Image region annotations
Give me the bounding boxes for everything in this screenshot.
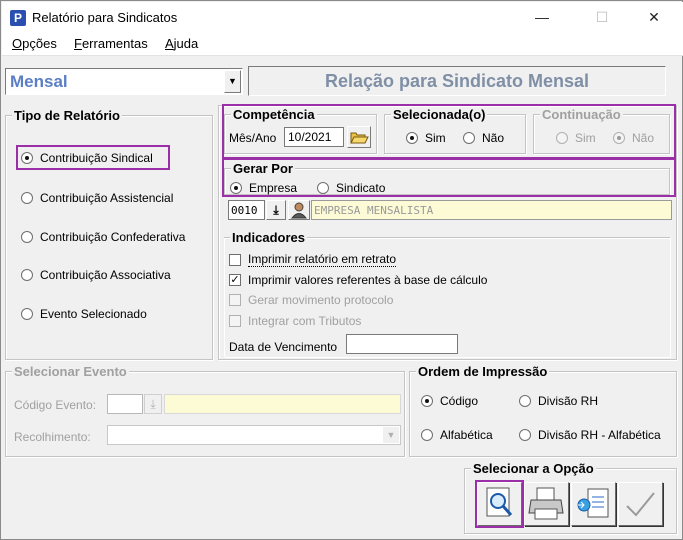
check-gerar-protocolo: Gerar movimento protocolo: [229, 293, 393, 307]
codigo-evento-input: [107, 394, 143, 414]
radio-contribuicao-associativa[interactable]: Contribuição Associativa: [21, 268, 171, 282]
radio-ordem-divisao-alfabetica[interactable]: Divisão RH - Alfabética: [519, 428, 661, 442]
recolhimento-select: ▼: [107, 425, 401, 445]
radio-gerar-empresa[interactable]: Empresa: [230, 181, 297, 195]
empresa-name-field: EMPRESA MENSALISTA: [311, 200, 672, 220]
check-imprimir-retrato[interactable]: Imprimir relatório em retrato: [229, 252, 397, 267]
download-arrow-icon[interactable]: ⤓: [266, 200, 286, 220]
print-button[interactable]: [524, 482, 569, 526]
period-select[interactable]: Mensal ▼: [5, 68, 243, 95]
confirm-button[interactable]: [618, 482, 663, 526]
menu-ajuda[interactable]: Ajuda: [165, 36, 198, 51]
close-button[interactable]: ✕: [634, 6, 674, 28]
export-button[interactable]: [571, 482, 616, 526]
menu-opcoes[interactable]: Opções: [12, 36, 57, 51]
codigo-evento-label: Código Evento:: [14, 398, 97, 412]
radio-ordem-divisao[interactable]: Divisão RH: [519, 394, 598, 408]
check-base-calculo[interactable]: ✓ Imprimir valores referentes à base de c…: [229, 273, 487, 287]
checkmark-icon: [626, 492, 655, 517]
radio-contribuicao-sindical[interactable]: Contribuição Sindical: [21, 151, 153, 165]
window-title: Relatório para Sindicatos: [32, 10, 178, 25]
check-integrar-tributos: Integrar com Tributos: [229, 314, 361, 328]
ordem-impressao-title: Ordem de Impressão: [416, 364, 550, 379]
printer-icon: [528, 487, 564, 520]
selecionar-opcao-title: Selecionar a Opção: [471, 461, 596, 476]
recolhimento-label: Recolhimento:: [14, 430, 91, 444]
main-window: P Relatório para Sindicatos — ☐ ✕ Opções…: [0, 0, 683, 540]
competencia-highlight: [222, 104, 676, 159]
title-bar: P Relatório para Sindicatos — ☐ ✕: [2, 2, 683, 32]
codigo-evento-lookup-icon: ⤓: [144, 394, 162, 414]
radio-ordem-codigo[interactable]: Código: [421, 394, 478, 408]
chevron-down-icon: ▼: [383, 427, 399, 443]
minimize-button[interactable]: —: [522, 6, 562, 28]
period-select-value: Mensal: [10, 72, 68, 91]
preview-button-highlight: [475, 480, 524, 528]
tipo-relatorio-title: Tipo de Relatório: [12, 108, 122, 123]
radio-evento-selecionado[interactable]: Evento Selecionado: [21, 307, 147, 321]
app-icon: P: [10, 10, 26, 26]
radio-contribuicao-confederativa[interactable]: Contribuição Confederativa: [21, 230, 185, 244]
codigo-evento-description: [164, 394, 401, 414]
radio-contribuicao-assistencial[interactable]: Contribuição Assistencial: [21, 191, 173, 205]
data-vencimento-label: Data de Vencimento: [229, 340, 338, 354]
report-title: Relação para Sindicato Mensal: [248, 66, 666, 96]
chevron-down-icon[interactable]: ▼: [224, 70, 241, 93]
selecionar-evento-title: Selecionar Evento: [12, 364, 129, 379]
ordem-impressao-group: Ordem de Impressão: [409, 364, 677, 457]
radio-gerar-sindicato[interactable]: Sindicato: [317, 181, 385, 195]
radio-ordem-alfabetica[interactable]: Alfabética: [421, 428, 493, 442]
data-vencimento-input[interactable]: [346, 334, 458, 354]
export-globe-icon: [577, 488, 609, 518]
indicadores-title: Indicadores: [230, 230, 307, 245]
empresa-code-input[interactable]: 0010: [228, 200, 265, 220]
menu-ferramentas[interactable]: Ferramentas: [74, 36, 148, 51]
maximize-button[interactable]: ☐: [582, 6, 622, 28]
menu-bar: Opções Ferramentas Ajuda: [2, 32, 683, 56]
person-search-icon[interactable]: [288, 200, 310, 220]
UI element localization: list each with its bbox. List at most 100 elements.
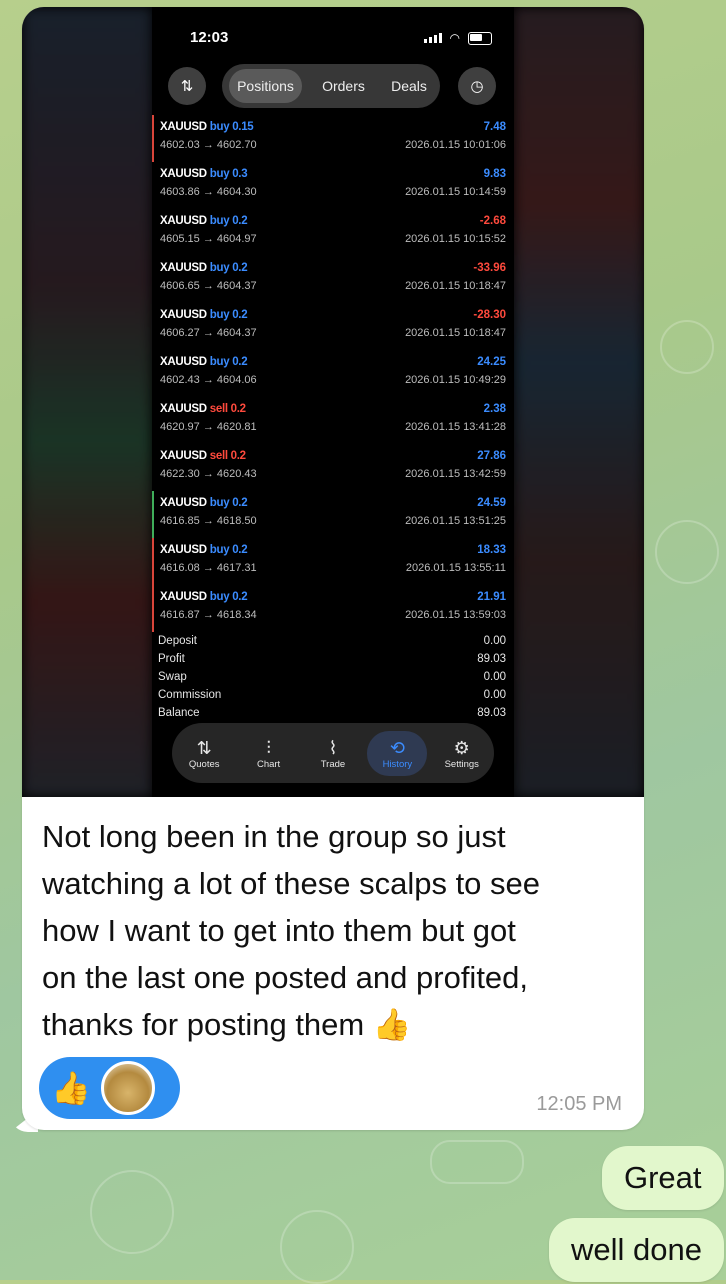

**BRIEF**
Between the lines holding "check-gerar-protocolo: Gerar movimento" and "minimize-button[interactable]: —: [522, 6, 562, 28]", inclusive, replace "Sindicatos" with "Entidades" and give those lines again with nothing else changed.

**FINISHED ANSWER**
check-gerar-protocolo: Gerar movimento protocolo: [229, 293, 393, 307]
codigo-evento-input: [107, 394, 143, 414]
radio-contribuicao-associativa[interactable]: Contribuição Associativa: [21, 268, 171, 282]
radio-ordem-divisao-alfabetica[interactable]: Divisão RH - Alfabética: [519, 428, 661, 442]
recolhimento-select: ▼: [107, 425, 401, 445]
radio-gerar-empresa[interactable]: Empresa: [230, 181, 297, 195]
empresa-name-field: EMPRESA MENSALISTA: [311, 200, 672, 220]
check-imprimir-retrato[interactable]: Imprimir relatório em retrato: [229, 252, 397, 267]
download-arrow-icon[interactable]: ⤓: [266, 200, 286, 220]
print-button[interactable]: [524, 482, 569, 526]
period-select[interactable]: Mensal ▼: [5, 68, 243, 95]
confirm-button[interactable]: [618, 482, 663, 526]
menu-ajuda[interactable]: Ajuda: [165, 36, 198, 51]
close-button[interactable]: ✕: [634, 6, 674, 28]
export-button[interactable]: [571, 482, 616, 526]
menu-opcoes[interactable]: Opções: [12, 36, 57, 51]
codigo-evento-label: Código Evento:: [14, 398, 97, 412]
radio-ordem-divisao[interactable]: Divisão RH: [519, 394, 598, 408]
check-base-calculo[interactable]: ✓ Imprimir valores referentes à base de c…: [229, 273, 487, 287]
checkmark-icon: [626, 492, 655, 517]
radio-contribuicao-sindical[interactable]: Contribuição Sindical: [21, 151, 153, 165]
window-title: Relatório para Entidades: [32, 10, 178, 25]
check-integrar-tributos: Integrar com Tributos: [229, 314, 361, 328]
ordem-impressao-title: Ordem de Impressão: [416, 364, 550, 379]
printer-icon: [528, 487, 564, 520]
selecionar-opcao-title: Selecionar a Opção: [471, 461, 596, 476]
recolhimento-label: Recolhimento:: [14, 430, 91, 444]
main-window: P Relatório para Entidades — ☐ ✕ Opções…: [0, 0, 683, 540]
competencia-highlight: [222, 104, 676, 159]
title-bar: P Relatório para Entidades — ☐ ✕: [2, 2, 683, 32]
codigo-evento-lookup-icon: ⤓: [144, 394, 162, 414]
radio-ordem-codigo[interactable]: Código: [421, 394, 478, 408]
chevron-down-icon: ▼: [383, 427, 399, 443]
minimize-button[interactable]: —: [522, 6, 562, 28]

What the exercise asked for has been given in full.